:: Short exercise ::
Please reproduce the records word for word, from their first line through the line that contains "story-title: THÀNH PHỐ", with both ends included.

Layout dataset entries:
┌────────

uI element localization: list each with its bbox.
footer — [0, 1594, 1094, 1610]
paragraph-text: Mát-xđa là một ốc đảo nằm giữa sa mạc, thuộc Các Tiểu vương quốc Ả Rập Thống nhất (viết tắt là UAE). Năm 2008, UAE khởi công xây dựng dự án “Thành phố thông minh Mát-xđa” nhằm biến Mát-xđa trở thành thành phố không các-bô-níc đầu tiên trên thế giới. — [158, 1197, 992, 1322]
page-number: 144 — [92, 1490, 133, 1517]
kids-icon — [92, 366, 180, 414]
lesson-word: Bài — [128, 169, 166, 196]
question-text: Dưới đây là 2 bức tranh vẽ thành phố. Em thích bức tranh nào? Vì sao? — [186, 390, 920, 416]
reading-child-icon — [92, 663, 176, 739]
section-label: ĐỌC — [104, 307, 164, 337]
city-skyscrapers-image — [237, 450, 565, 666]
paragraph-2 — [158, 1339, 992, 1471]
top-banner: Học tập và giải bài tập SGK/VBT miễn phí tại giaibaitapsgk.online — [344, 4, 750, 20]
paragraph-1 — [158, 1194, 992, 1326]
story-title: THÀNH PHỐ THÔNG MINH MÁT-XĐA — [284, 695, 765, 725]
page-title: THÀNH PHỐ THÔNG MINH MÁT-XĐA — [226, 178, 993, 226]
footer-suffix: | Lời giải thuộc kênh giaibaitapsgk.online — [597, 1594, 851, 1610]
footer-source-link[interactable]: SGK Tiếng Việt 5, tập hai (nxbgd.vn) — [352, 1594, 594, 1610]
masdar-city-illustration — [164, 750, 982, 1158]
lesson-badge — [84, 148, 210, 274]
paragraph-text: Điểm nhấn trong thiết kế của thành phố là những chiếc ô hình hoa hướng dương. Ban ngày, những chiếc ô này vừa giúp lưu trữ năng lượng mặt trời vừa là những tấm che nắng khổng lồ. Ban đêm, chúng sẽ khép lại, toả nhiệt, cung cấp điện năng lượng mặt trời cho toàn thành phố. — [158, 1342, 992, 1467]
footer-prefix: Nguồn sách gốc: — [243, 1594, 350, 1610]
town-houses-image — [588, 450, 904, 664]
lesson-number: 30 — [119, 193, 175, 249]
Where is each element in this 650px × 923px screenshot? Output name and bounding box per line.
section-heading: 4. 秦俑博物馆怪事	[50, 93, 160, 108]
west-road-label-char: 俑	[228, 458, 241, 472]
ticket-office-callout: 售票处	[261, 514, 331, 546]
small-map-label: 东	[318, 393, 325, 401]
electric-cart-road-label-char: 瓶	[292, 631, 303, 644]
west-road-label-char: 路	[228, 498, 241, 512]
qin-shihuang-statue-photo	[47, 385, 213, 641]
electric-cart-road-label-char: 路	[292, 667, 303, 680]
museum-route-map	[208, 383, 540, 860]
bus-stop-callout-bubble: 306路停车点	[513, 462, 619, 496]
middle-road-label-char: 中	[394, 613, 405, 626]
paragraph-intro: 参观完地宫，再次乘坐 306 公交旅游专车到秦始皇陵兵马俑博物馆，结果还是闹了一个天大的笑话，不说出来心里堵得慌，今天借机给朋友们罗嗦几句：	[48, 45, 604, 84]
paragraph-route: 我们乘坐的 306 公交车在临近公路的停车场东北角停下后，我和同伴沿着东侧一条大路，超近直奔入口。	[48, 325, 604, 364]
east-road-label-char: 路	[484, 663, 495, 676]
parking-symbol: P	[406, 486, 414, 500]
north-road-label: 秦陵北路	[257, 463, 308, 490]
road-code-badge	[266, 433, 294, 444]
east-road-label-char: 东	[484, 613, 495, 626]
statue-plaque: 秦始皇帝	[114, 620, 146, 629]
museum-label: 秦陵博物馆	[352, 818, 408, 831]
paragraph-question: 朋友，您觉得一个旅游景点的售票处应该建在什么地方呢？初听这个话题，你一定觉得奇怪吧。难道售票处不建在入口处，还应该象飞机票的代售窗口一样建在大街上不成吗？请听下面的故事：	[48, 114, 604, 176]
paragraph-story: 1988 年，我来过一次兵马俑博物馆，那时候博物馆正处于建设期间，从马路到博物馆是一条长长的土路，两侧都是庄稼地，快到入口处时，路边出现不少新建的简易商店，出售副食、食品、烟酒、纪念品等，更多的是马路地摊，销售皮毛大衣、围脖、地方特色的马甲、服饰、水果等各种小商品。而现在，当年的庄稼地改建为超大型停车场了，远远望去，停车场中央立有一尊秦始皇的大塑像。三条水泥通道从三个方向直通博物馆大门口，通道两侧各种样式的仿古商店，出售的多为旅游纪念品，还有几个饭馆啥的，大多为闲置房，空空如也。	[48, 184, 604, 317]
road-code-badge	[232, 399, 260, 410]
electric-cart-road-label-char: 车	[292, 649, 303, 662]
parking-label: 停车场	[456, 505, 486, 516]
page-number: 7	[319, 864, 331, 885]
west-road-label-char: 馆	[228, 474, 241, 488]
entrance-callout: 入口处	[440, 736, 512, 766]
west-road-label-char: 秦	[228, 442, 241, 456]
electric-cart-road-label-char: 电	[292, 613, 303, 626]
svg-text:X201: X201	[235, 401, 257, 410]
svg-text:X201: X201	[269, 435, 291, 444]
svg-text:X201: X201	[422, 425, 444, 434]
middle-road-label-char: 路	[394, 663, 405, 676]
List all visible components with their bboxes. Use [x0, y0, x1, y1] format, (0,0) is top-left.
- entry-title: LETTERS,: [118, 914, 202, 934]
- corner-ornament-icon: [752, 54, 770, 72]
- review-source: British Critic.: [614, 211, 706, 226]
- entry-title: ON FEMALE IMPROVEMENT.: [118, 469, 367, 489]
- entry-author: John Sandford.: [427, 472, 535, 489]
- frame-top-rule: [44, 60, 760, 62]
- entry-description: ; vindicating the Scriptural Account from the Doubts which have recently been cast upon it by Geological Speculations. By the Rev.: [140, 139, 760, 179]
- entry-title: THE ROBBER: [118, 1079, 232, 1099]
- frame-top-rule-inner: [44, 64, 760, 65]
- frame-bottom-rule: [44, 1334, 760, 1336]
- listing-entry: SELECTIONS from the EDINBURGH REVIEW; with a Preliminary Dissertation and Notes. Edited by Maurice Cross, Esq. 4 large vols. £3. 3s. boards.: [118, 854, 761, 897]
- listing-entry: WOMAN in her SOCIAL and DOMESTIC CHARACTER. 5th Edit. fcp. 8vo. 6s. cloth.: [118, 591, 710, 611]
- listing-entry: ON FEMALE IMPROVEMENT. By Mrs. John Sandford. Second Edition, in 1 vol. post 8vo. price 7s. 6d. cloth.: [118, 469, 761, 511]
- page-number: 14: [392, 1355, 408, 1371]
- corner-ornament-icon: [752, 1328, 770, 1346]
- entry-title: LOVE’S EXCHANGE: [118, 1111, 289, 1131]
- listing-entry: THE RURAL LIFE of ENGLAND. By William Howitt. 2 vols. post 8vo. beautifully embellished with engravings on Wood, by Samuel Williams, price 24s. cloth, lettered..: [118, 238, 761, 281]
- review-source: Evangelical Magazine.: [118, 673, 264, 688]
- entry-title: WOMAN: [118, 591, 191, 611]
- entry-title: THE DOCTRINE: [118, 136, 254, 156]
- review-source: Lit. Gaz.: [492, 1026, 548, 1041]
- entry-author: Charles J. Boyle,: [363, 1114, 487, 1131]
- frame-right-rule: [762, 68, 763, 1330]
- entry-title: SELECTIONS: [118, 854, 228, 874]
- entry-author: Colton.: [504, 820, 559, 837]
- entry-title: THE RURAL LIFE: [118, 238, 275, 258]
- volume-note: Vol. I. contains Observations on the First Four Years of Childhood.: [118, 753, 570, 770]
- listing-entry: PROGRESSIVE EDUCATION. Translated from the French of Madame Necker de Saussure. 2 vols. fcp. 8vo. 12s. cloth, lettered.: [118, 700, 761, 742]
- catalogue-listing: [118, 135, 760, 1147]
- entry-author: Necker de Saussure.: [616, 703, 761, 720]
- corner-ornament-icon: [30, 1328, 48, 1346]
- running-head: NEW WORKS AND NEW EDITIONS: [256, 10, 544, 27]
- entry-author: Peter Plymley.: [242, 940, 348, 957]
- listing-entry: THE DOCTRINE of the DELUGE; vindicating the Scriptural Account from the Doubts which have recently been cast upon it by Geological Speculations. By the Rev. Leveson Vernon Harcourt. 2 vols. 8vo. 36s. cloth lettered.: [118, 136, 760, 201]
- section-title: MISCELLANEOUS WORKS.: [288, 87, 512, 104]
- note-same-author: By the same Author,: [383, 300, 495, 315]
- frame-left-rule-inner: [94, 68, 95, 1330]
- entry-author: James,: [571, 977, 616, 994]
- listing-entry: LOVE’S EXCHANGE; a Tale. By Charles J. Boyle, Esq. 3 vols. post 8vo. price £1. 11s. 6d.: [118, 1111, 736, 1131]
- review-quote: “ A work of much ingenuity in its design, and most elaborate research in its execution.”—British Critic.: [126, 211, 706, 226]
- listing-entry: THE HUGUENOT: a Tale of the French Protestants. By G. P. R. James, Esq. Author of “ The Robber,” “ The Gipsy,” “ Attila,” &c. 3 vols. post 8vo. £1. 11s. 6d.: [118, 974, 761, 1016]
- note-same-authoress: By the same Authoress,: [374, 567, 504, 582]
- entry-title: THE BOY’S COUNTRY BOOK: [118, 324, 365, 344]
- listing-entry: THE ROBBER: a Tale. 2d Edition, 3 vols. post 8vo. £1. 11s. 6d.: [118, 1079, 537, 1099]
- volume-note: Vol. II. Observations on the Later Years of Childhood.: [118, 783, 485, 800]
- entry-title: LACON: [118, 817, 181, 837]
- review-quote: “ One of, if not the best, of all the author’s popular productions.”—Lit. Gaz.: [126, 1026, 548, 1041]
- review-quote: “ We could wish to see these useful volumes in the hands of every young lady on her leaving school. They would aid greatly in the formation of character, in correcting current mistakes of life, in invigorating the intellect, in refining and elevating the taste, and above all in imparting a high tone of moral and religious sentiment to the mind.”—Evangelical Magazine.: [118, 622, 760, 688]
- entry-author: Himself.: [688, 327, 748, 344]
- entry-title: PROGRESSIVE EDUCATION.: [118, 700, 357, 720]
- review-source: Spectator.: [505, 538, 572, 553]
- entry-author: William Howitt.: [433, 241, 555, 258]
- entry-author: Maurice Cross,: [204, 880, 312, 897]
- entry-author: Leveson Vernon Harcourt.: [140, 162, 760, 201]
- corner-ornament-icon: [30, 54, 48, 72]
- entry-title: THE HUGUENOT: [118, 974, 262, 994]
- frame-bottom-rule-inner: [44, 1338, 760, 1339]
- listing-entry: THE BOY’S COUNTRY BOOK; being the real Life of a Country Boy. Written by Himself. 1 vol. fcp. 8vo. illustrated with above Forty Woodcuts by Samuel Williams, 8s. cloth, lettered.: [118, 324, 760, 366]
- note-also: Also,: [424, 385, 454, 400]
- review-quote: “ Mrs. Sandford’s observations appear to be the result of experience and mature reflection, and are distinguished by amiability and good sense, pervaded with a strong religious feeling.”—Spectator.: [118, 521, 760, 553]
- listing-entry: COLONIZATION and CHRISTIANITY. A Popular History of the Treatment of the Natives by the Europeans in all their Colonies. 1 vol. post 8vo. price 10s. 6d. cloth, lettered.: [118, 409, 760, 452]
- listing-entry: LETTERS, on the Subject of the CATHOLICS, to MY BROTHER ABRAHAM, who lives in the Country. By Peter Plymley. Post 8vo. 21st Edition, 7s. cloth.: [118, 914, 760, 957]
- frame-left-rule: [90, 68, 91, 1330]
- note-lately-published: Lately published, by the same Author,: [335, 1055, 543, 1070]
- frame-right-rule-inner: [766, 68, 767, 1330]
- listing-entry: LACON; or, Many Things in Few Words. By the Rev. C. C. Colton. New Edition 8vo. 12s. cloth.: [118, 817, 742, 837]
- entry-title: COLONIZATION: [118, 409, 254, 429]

└────────

:: Task answer ::
uI element localization: list each with its bbox.
footer — [0, 1594, 1094, 1610]
paragraph-text: Mát-xđa là một ốc đảo nằm giữa sa mạc, thuộc Các Tiểu vương quốc Ả Rập Thống nhất (viết tắt là UAE). Năm 2008, UAE khởi công xây dựng dự án “Thành phố thông minh Mát-xđa” nhằm biến Mát-xđa trở thành thành phố không các-bô-níc đầu tiên trên thế giới. — [158, 1197, 992, 1322]
page-number: 144 — [92, 1490, 133, 1517]
kids-icon — [92, 366, 180, 414]
lesson-word: Bài — [128, 169, 166, 196]
question-text: Dưới đây là 2 bức tranh vẽ thành phố. Em thích bức tranh nào? Vì sao? — [186, 390, 920, 416]
reading-child-icon — [92, 663, 176, 739]
section-label: ĐỌC — [104, 307, 164, 337]
city-skyscrapers-image — [237, 450, 565, 666]
paragraph-2 — [158, 1339, 992, 1471]
top-banner: Học tập và giải bài tập SGK/VBT miễn phí tại giaibaitapsgk.online — [344, 4, 750, 20]
paragraph-1 — [158, 1194, 992, 1326]
story-title: THÀNH PHỐ THÔNG MINH MÁT-XĐA — [284, 695, 765, 725]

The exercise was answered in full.